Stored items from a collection

○ ○ ○ ○

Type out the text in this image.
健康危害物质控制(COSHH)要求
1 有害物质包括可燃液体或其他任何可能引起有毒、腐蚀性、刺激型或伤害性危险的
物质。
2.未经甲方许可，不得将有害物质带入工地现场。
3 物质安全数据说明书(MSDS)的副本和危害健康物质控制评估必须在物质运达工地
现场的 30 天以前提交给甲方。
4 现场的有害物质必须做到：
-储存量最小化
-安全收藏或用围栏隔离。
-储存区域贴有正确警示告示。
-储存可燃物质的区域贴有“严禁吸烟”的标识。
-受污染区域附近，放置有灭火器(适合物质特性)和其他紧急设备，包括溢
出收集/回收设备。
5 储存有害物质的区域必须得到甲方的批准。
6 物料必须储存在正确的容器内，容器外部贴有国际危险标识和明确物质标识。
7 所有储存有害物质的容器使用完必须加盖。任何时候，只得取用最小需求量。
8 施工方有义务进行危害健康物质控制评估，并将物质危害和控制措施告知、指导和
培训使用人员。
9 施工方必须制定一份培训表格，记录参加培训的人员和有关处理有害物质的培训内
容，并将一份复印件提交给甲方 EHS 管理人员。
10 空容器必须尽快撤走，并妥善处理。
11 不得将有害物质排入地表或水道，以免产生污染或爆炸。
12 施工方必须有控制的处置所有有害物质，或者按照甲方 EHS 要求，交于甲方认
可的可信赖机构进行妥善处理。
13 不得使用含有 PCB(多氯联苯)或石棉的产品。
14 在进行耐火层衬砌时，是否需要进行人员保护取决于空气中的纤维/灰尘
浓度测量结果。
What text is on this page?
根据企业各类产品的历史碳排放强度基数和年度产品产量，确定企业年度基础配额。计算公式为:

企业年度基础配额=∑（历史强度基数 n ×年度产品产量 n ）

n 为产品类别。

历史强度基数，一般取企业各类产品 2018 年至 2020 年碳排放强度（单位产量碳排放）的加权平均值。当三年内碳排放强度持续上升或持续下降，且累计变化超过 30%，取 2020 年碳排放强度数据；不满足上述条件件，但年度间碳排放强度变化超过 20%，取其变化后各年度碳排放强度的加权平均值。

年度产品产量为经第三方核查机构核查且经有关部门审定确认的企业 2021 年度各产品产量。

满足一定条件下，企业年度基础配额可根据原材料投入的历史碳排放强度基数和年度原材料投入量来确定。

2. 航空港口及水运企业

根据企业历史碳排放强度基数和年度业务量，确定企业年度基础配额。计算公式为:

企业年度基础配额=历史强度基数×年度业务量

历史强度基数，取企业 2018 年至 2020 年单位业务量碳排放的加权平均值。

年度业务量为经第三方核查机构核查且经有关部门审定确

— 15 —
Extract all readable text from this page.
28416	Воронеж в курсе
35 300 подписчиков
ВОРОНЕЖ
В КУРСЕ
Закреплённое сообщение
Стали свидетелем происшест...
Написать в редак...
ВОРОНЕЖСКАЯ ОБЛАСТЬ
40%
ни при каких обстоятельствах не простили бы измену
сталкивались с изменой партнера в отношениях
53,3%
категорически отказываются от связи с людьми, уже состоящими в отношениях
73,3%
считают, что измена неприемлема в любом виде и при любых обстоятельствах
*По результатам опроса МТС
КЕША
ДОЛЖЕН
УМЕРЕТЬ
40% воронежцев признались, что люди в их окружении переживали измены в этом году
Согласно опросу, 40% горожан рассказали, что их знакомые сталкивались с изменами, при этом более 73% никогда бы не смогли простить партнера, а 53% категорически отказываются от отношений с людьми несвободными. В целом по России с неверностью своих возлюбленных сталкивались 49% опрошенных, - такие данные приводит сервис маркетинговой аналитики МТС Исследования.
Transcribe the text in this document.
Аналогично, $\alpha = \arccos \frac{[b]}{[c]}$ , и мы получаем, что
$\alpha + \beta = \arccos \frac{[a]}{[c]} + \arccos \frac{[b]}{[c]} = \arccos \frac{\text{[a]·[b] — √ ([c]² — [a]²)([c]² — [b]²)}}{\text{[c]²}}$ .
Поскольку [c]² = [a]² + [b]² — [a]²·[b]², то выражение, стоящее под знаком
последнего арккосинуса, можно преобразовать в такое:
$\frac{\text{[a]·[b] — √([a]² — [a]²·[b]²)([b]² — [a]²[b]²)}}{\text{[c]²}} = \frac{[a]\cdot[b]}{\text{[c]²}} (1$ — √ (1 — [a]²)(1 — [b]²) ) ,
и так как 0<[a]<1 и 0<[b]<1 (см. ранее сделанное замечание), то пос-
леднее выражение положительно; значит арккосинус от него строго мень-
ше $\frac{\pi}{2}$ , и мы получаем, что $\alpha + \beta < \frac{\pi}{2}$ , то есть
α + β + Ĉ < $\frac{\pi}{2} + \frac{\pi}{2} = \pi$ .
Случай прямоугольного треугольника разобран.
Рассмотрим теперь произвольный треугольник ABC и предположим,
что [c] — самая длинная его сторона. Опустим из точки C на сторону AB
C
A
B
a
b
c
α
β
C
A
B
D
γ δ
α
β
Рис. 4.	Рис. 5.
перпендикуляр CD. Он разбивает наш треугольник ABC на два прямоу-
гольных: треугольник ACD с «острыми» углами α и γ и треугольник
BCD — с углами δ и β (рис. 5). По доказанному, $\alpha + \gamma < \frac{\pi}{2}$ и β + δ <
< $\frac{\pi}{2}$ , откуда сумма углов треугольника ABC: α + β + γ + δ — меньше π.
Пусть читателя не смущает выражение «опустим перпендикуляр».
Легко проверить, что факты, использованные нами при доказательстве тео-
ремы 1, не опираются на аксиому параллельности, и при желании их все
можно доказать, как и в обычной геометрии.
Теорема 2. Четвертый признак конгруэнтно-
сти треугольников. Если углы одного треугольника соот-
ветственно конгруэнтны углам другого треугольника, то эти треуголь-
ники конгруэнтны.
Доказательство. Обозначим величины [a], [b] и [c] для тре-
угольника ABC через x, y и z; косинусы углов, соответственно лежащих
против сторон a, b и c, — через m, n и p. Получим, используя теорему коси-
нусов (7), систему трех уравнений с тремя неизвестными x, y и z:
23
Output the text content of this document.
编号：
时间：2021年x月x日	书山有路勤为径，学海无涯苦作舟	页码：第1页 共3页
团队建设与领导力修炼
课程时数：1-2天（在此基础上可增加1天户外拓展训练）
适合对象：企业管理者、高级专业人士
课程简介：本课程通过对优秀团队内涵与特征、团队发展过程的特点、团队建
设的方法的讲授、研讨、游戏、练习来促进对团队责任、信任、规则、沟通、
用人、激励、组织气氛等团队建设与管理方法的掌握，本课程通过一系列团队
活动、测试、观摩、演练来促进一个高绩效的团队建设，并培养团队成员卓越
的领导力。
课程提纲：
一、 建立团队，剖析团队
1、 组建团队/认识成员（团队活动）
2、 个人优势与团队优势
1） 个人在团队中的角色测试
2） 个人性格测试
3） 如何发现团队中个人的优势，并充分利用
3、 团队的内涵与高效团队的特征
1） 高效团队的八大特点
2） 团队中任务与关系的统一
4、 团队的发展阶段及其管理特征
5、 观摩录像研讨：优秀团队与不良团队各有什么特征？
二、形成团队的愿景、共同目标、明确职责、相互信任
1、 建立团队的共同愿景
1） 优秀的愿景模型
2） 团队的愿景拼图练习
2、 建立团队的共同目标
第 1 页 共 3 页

○ ○ ○ ○

• [Problem description]: Gather up the lines that contain the word "确定企业年度基础配额".

• [Solution for this task]:
根据企业各类产品的历史碳排放强度基数和年度产品产量，确定企业年度基础配额。计算公式为:
根据企业历史碳排放强度基数和年度业务量，确定企业年度基础配额。计算公式为:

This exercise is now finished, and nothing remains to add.